[Start of INPUT RECORDS]
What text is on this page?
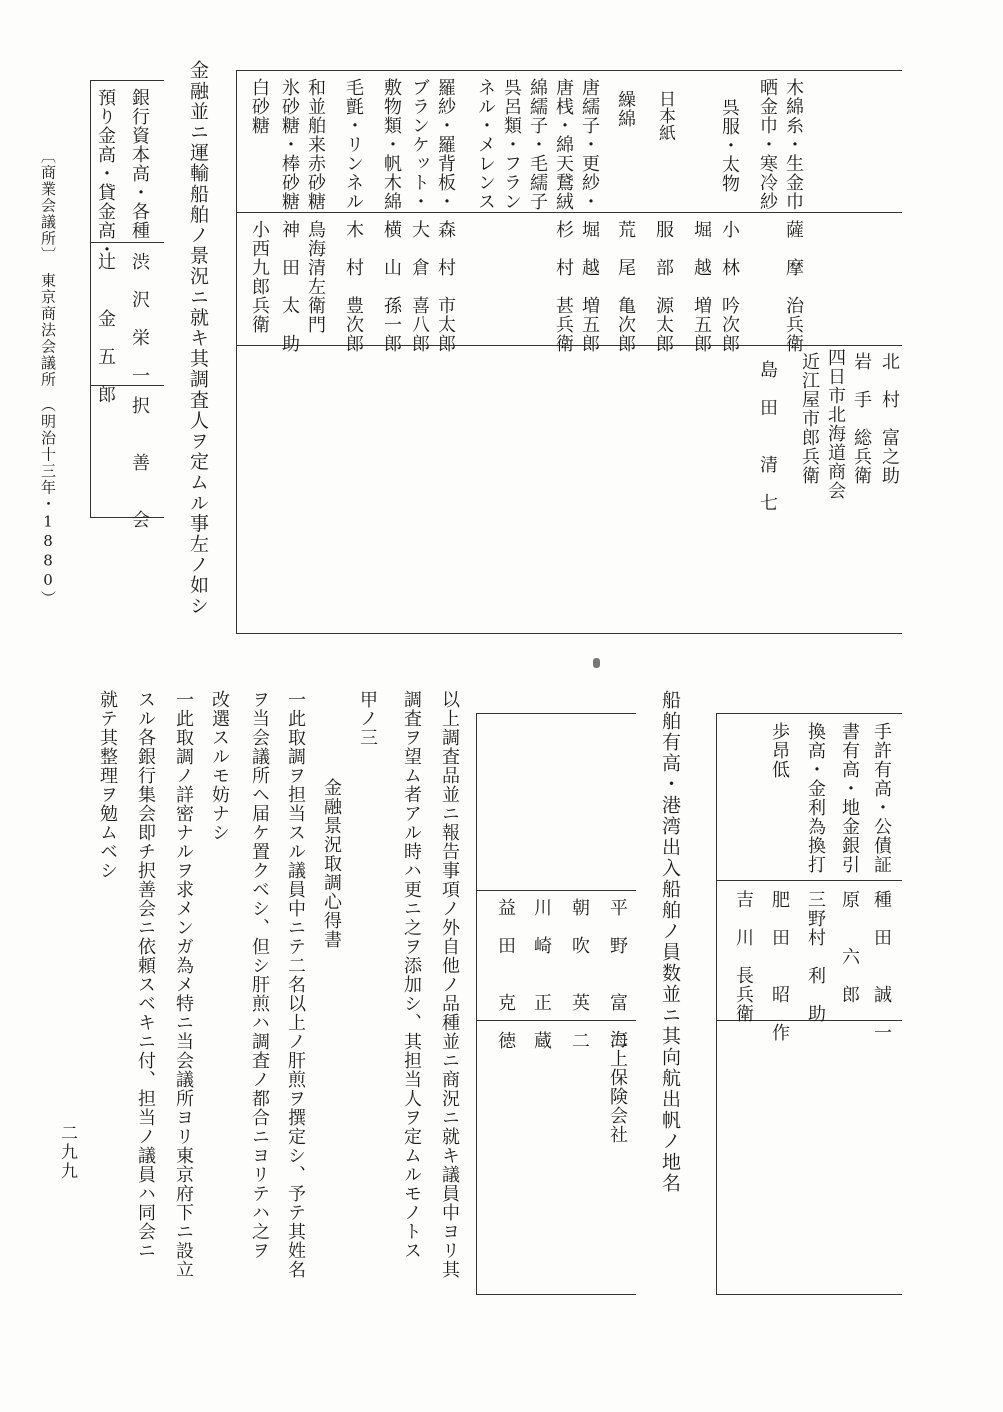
木綿糸・生金巾
北　村　富之助
晒金巾・寒冷紗
薩　摩　治兵衛
岩　手　総兵衛
四日市北海道商会
呉服・太物
小　林　吟次郎
近江屋市郎兵衛
堀　越　増五郎
島　田　　清　七
日本紙
服　部　源太郎
繰綿
荒　尾　亀次郎
唐繻子・更紗・
堀　越　増五郎
唐桟・綿天鵞絨
杉　村　甚兵衛
綿繻子・毛繻子
呉呂類・フラン
ネル・メレンス
羅紗・羅背板・
森　村　市太郎
ブランケット・
大　倉　喜八郎
敷物類・帆木綿
横　山　孫一郎
毛氈・リンネル
木　村　豊次郎
和並舶来赤砂糖
鳥海清左衛門
氷砂糖・棒砂糖
神　田　太　助
白砂糖
小西九郎兵衛
金融並ニ運輸船舶ノ景況ニ就キ其調査人ヲ定ムル事左ノ如シ
銀行資本高・各種
渋　沢　栄　一
択　　善　　会
預り金高・貸金高・
辻　　金　五　郎
〔商業会議所〕　東京商法会議所　（明治十三年・1880）
手許有高・公債証
種　田　　誠　一
書有高・地金銀引
原　　六　郎
換高・金利為換打
三野村　利　助
歩昂低
肥　田　　昭　作
吉　川　長兵衛
船舶有高・港湾出入船舶ノ員数並ニ其向航出帆ノ地名
平　野　　富　二
海上保険会社
朝　吹　　英　二
川　崎　　正　蔵
益　田　　克　徳
以上調査品並ニ報告事項ノ外自他ノ品種並ニ商況ニ就キ議員中ヨリ其
調査ヲ望ム者アル時ハ更ニ之ヲ添加シ、其担当人ヲ定ムルモノトス
甲ノ三
金融景況取調心得書
一此取調ヲ担当スル議員中ニテ二名以上ノ肝煎ヲ撰定シ、予テ其姓名
ヲ当会議所ヘ届ケ置クベシ、但シ肝煎ハ調査ノ都合ニヨリテハ之ヲ
改選スルモ妨ナシ
一此取調ノ詳密ナルヲ求メンガ為メ特ニ当会議所ヨリ東京府下ニ設立
スル各銀行集会即チ択善会ニ依頼スベキニ付、担当ノ議員ハ同会ニ
就テ其整理ヲ勉ムベシ
二九九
[End of INPUT RECORDS]
## DESCRIPTION OF THE TASK:
Repeat the records word for word. Any picture in them should be left out.

## RESULT OF THE EXERCISE:
What text is on this page?
木綿糸・生金巾
北　村　富之助
晒金巾・寒冷紗
薩　摩　治兵衛
岩　手　総兵衛
四日市北海道商会
呉服・太物
小　林　吟次郎
近江屋市郎兵衛
堀　越　増五郎
島　田　　清　七
日本紙
服　部　源太郎
繰綿
荒　尾　亀次郎
唐繻子・更紗・
堀　越　増五郎
唐桟・綿天鵞絨
杉　村　甚兵衛
綿繻子・毛繻子
呉呂類・フラン
ネル・メレンス
羅紗・羅背板・
森　村　市太郎
ブランケット・
大　倉　喜八郎
敷物類・帆木綿
横　山　孫一郎
毛氈・リンネル
木　村　豊次郎
和並舶来赤砂糖
鳥海清左衛門
氷砂糖・棒砂糖
神　田　太　助
白砂糖
小西九郎兵衛
金融並ニ運輸船舶ノ景況ニ就キ其調査人ヲ定ムル事左ノ如シ
銀行資本高・各種
渋　沢　栄　一
択　　善　　会
預り金高・貸金高・
辻　　金　五　郎
〔商業会議所〕　東京商法会議所　（明治十三年・1880）
手許有高・公債証
種　田　　誠　一
書有高・地金銀引
原　　六　郎
換高・金利為換打
三野村　利　助
歩昂低
肥　田　　昭　作
吉　川　長兵衛
船舶有高・港湾出入船舶ノ員数並ニ其向航出帆ノ地名
平　野　　富　二
海上保険会社
朝　吹　　英　二
川　崎　　正　蔵
益　田　　克　徳
以上調査品並ニ報告事項ノ外自他ノ品種並ニ商況ニ就キ議員中ヨリ其
調査ヲ望ム者アル時ハ更ニ之ヲ添加シ、其担当人ヲ定ムルモノトス
甲ノ三
金融景況取調心得書
一此取調ヲ担当スル議員中ニテ二名以上ノ肝煎ヲ撰定シ、予テ其姓名
ヲ当会議所ヘ届ケ置クベシ、但シ肝煎ハ調査ノ都合ニヨリテハ之ヲ
改選スルモ妨ナシ
一此取調ノ詳密ナルヲ求メンガ為メ特ニ当会議所ヨリ東京府下ニ設立
スル各銀行集会即チ択善会ニ依頼スベキニ付、担当ノ議員ハ同会ニ
就テ其整理ヲ勉ムベシ
二九九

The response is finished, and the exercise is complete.